> _THE TASK_
Give only one thing: the number of lines that include the word "title".

> _DATASET CONTENT_
>>>

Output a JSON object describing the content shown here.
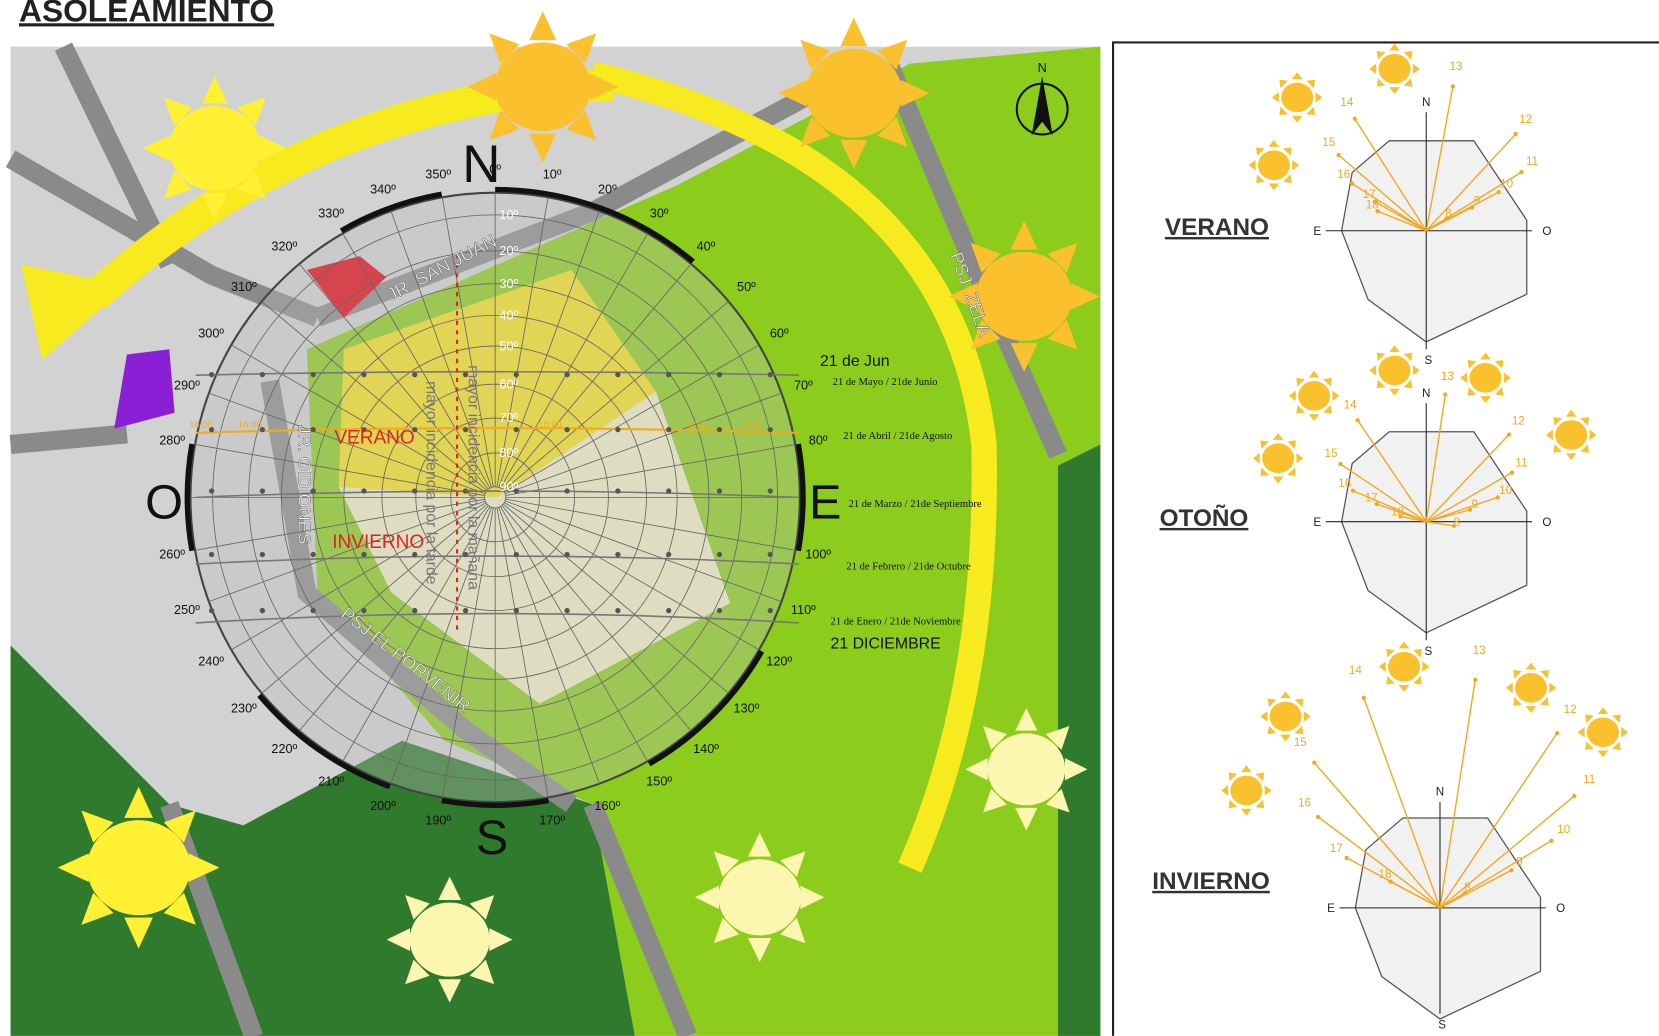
{
  "title": "ASOLEAMIENTO",
  "map": {
    "cardinal_labels": [
      "N",
      "E",
      "S",
      "O"
    ],
    "compass_label": "N",
    "azimuth_labels": [
      "0º",
      "10º",
      "20º",
      "30º",
      "40º",
      "50º",
      "60º",
      "70º",
      "80º",
      "100º",
      "110º",
      "120º",
      "130º",
      "140º",
      "150º",
      "160º",
      "170º",
      "190º",
      "200º",
      "210º",
      "220º",
      "230º",
      "240º",
      "250º",
      "260º",
      "280º",
      "290º",
      "300º",
      "310º",
      "320º",
      "330º",
      "340º",
      "350º"
    ],
    "altitude_labels": [
      "10º",
      "20º",
      "30º",
      "40º",
      "50º",
      "60º",
      "70º",
      "80º",
      "90º"
    ],
    "streets": [
      "JR. SAN JUAN",
      "PSJ. ZELA",
      "PSJ EL PORVENIR",
      "JR. OIDIONES"
    ],
    "zones": [
      "VERANO",
      "INVIERNO"
    ],
    "notes": [
      "mayor incidencia por la mañana",
      "mayor incidencia por la tarde"
    ],
    "sun_path_dates": [
      "21 de Jun",
      "21 de Mayo / 21de  Junio",
      "21 de Abril / 21de  Agosto",
      "21 de Marzo / 21de  Septiembre",
      "21 de Febrero / 21de  Octubre",
      "21 de Enero / 21de  Noviembre",
      "21 DICIEMBRE"
    ],
    "hour_labels": [
      "18:00",
      "16:00",
      "10:00",
      "9:00",
      "8:00"
    ]
  },
  "seasons": [
    {
      "title": "VERANO",
      "axis_labels": [
        "N",
        "S",
        "E",
        "O"
      ],
      "hours": [
        13,
        14,
        12,
        15,
        11,
        16,
        10,
        17,
        9,
        18,
        8
      ]
    },
    {
      "title": "OTOÑO",
      "axis_labels": [
        "N",
        "S",
        "E",
        "O"
      ],
      "hours": [
        13,
        14,
        12,
        15,
        11,
        16,
        10,
        17,
        9,
        18,
        8
      ]
    },
    {
      "title": "INVIERNO",
      "axis_labels": [
        "N",
        "S",
        "E",
        "O"
      ],
      "hours": [
        13,
        14,
        12,
        15,
        11,
        16,
        10,
        17,
        9,
        18,
        8
      ]
    }
  ]
}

<<<

> _FULL RESPONSE_
4